***** DATASET EXCERPTS

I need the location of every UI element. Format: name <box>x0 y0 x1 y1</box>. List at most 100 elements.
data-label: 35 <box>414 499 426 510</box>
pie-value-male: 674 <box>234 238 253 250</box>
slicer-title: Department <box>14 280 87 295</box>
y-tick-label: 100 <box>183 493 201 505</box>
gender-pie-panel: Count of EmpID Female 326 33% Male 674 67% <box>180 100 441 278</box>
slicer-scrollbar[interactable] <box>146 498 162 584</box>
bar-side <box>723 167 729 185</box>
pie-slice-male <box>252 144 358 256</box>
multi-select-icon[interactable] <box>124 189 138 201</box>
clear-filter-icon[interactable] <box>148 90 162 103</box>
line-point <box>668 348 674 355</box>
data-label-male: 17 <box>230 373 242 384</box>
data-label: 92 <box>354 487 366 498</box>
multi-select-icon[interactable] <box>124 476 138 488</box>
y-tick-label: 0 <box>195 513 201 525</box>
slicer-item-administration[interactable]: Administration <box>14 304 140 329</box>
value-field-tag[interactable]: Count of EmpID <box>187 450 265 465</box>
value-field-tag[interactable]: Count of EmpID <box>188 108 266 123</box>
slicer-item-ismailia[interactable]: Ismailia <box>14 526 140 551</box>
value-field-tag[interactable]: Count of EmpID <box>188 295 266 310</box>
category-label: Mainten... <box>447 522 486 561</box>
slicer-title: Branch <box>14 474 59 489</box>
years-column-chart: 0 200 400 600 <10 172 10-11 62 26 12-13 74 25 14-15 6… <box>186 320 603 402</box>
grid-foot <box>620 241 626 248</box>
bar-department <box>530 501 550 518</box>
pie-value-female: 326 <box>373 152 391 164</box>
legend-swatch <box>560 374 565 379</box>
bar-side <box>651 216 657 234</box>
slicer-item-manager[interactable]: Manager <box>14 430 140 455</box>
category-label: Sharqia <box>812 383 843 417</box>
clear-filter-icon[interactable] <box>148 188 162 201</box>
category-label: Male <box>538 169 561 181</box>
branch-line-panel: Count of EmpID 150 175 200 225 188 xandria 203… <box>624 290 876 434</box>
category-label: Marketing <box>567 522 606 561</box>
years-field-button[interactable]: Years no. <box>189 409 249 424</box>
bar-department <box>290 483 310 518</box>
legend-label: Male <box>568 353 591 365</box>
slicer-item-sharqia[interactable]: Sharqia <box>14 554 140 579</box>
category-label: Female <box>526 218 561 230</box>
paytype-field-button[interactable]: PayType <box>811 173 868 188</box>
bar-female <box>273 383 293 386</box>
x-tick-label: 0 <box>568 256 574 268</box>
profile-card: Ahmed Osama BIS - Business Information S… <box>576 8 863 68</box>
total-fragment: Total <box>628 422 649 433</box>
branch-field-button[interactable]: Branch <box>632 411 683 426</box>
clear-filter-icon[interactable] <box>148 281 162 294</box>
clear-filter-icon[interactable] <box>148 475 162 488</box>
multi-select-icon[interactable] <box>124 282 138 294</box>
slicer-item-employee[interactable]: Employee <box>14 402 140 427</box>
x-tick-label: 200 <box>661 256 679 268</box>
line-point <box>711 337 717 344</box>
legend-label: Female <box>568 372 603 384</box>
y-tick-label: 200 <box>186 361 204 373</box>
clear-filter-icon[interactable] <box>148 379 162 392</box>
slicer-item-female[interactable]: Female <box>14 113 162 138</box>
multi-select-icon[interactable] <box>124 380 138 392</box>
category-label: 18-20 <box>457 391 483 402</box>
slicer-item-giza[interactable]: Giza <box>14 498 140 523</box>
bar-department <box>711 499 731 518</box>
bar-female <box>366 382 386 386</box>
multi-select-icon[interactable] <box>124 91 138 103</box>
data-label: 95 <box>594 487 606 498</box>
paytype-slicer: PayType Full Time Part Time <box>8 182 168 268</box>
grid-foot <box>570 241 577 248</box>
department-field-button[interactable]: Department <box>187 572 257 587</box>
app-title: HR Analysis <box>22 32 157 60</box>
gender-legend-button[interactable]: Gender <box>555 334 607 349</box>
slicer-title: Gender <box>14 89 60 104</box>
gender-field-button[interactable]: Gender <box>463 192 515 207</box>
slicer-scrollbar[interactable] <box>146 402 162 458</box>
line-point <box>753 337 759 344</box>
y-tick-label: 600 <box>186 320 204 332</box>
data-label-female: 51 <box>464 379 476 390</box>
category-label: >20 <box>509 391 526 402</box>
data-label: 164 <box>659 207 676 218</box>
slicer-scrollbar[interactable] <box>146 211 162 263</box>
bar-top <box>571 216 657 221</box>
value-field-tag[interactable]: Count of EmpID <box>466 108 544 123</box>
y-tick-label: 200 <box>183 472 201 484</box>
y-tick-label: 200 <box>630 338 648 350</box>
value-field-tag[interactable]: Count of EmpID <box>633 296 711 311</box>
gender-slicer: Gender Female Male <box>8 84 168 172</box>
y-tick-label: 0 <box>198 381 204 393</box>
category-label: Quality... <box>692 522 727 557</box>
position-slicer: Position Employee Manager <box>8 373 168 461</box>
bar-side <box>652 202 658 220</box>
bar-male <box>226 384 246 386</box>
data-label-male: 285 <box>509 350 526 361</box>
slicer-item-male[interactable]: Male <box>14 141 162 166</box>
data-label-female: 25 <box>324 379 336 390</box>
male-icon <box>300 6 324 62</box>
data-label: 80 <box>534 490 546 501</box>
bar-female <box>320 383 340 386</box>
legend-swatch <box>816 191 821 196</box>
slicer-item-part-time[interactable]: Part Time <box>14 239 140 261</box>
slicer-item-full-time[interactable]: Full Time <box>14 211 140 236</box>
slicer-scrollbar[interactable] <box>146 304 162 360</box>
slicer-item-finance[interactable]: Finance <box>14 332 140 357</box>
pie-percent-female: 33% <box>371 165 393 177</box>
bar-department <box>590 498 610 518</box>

**********

◆ **TASK GOAL**
Reproduce every line of the entries above with no changes.

◆ **RESULT OF THE TASK**
I need the location of every UI element. Format: name <box>x0 y0 x1 y1</box>. List at most 100 elements.
data-label: 35 <box>414 499 426 510</box>
pie-value-male: 674 <box>234 238 253 250</box>
slicer-title: Department <box>14 280 87 295</box>
y-tick-label: 100 <box>183 493 201 505</box>
gender-pie-panel: Count of EmpID Female 326 33% Male 674 67% <box>180 100 441 278</box>
slicer-scrollbar[interactable] <box>146 498 162 584</box>
bar-side <box>723 167 729 185</box>
pie-slice-male <box>252 144 358 256</box>
multi-select-icon[interactable] <box>124 189 138 201</box>
clear-filter-icon[interactable] <box>148 90 162 103</box>
line-point <box>668 348 674 355</box>
data-label-male: 17 <box>230 373 242 384</box>
data-label: 92 <box>354 487 366 498</box>
multi-select-icon[interactable] <box>124 476 138 488</box>
y-tick-label: 0 <box>195 513 201 525</box>
slicer-item-administration[interactable]: Administration <box>14 304 140 329</box>
value-field-tag[interactable]: Count of EmpID <box>187 450 265 465</box>
value-field-tag[interactable]: Count of EmpID <box>188 108 266 123</box>
slicer-item-ismailia[interactable]: Ismailia <box>14 526 140 551</box>
value-field-tag[interactable]: Count of EmpID <box>188 295 266 310</box>
category-label: Mainten... <box>447 522 486 561</box>
slicer-title: Branch <box>14 474 59 489</box>
years-column-chart: 0 200 400 600 <10 172 10-11 62 26 12-13 74 25 14-15 6… <box>186 320 603 402</box>
grid-foot <box>620 241 626 248</box>
bar-department <box>530 501 550 518</box>
pie-value-female: 326 <box>373 152 391 164</box>
legend-swatch <box>560 374 565 379</box>
bar-side <box>651 216 657 234</box>
slicer-item-manager[interactable]: Manager <box>14 430 140 455</box>
category-label: Sharqia <box>812 383 843 417</box>
clear-filter-icon[interactable] <box>148 188 162 201</box>
category-label: Male <box>538 169 561 181</box>
branch-line-panel: Count of EmpID 150 175 200 225 188 xandria 203… <box>624 290 876 434</box>
category-label: Marketing <box>567 522 606 561</box>
years-field-button[interactable]: Years no. <box>189 409 249 424</box>
bar-department <box>290 483 310 518</box>
legend-label: Male <box>568 353 591 365</box>
slicer-item-sharqia[interactable]: Sharqia <box>14 554 140 579</box>
category-label: Female <box>526 218 561 230</box>
paytype-field-button[interactable]: PayType <box>811 173 868 188</box>
bar-female <box>273 383 293 386</box>
x-tick-label: 0 <box>568 256 574 268</box>
profile-card: Ahmed Osama BIS - Business Information S… <box>576 8 863 68</box>
total-fragment: Total <box>628 422 649 433</box>
branch-field-button[interactable]: Branch <box>632 411 683 426</box>
clear-filter-icon[interactable] <box>148 281 162 294</box>
clear-filter-icon[interactable] <box>148 475 162 488</box>
multi-select-icon[interactable] <box>124 282 138 294</box>
slicer-item-employee[interactable]: Employee <box>14 402 140 427</box>
x-tick-label: 200 <box>661 256 679 268</box>
line-point <box>711 337 717 344</box>
legend-label: Female <box>568 372 603 384</box>
y-tick-label: 200 <box>186 361 204 373</box>
clear-filter-icon[interactable] <box>148 379 162 392</box>
slicer-item-female[interactable]: Female <box>14 113 162 138</box>
multi-select-icon[interactable] <box>124 380 138 392</box>
category-label: 18-20 <box>457 391 483 402</box>
slicer-item-giza[interactable]: Giza <box>14 498 140 523</box>
bar-department <box>711 499 731 518</box>
bar-female <box>366 382 386 386</box>
multi-select-icon[interactable] <box>124 91 138 103</box>
data-label: 95 <box>594 487 606 498</box>
paytype-slicer: PayType Full Time Part Time <box>8 182 168 268</box>
grid-foot <box>570 241 577 248</box>
department-field-button[interactable]: Department <box>187 572 257 587</box>
app-title: HR Analysis <box>22 32 157 60</box>
gender-legend-button[interactable]: Gender <box>555 334 607 349</box>
slicer-title: Gender <box>14 89 60 104</box>
gender-field-button[interactable]: Gender <box>463 192 515 207</box>
slicer-scrollbar[interactable] <box>146 402 162 458</box>
line-point <box>753 337 759 344</box>
y-tick-label: 600 <box>186 320 204 332</box>
data-label-female: 51 <box>464 379 476 390</box>
category-label: >20 <box>509 391 526 402</box>
data-label: 164 <box>659 207 676 218</box>
slicer-scrollbar[interactable] <box>146 211 162 263</box>
bar-top <box>571 216 657 221</box>
value-field-tag[interactable]: Count of EmpID <box>466 108 544 123</box>
y-tick-label: 200 <box>183 472 201 484</box>
y-tick-label: 200 <box>630 338 648 350</box>
value-field-tag[interactable]: Count of EmpID <box>633 296 711 311</box>
gender-slicer: Gender Female Male <box>8 84 168 172</box>
y-tick-label: 0 <box>198 381 204 393</box>
category-label: Quality... <box>692 522 727 557</box>
position-slicer: Position Employee Manager <box>8 373 168 461</box>
bar-side <box>652 202 658 220</box>
bar-male <box>226 384 246 386</box>
data-label-male: 285 <box>509 350 526 361</box>
slicer-item-male[interactable]: Male <box>14 141 162 166</box>
data-label-female: 25 <box>324 379 336 390</box>
male-icon <box>300 6 324 62</box>
data-label: 80 <box>534 490 546 501</box>
bar-female <box>320 383 340 386</box>
legend-swatch <box>816 191 821 196</box>
slicer-item-part-time[interactable]: Part Time <box>14 239 140 261</box>
slicer-item-full-time[interactable]: Full Time <box>14 211 140 236</box>
slicer-scrollbar[interactable] <box>146 304 162 360</box>
slicer-item-finance[interactable]: Finance <box>14 332 140 357</box>
pie-percent-female: 33% <box>371 165 393 177</box>
bar-department <box>590 498 610 518</box>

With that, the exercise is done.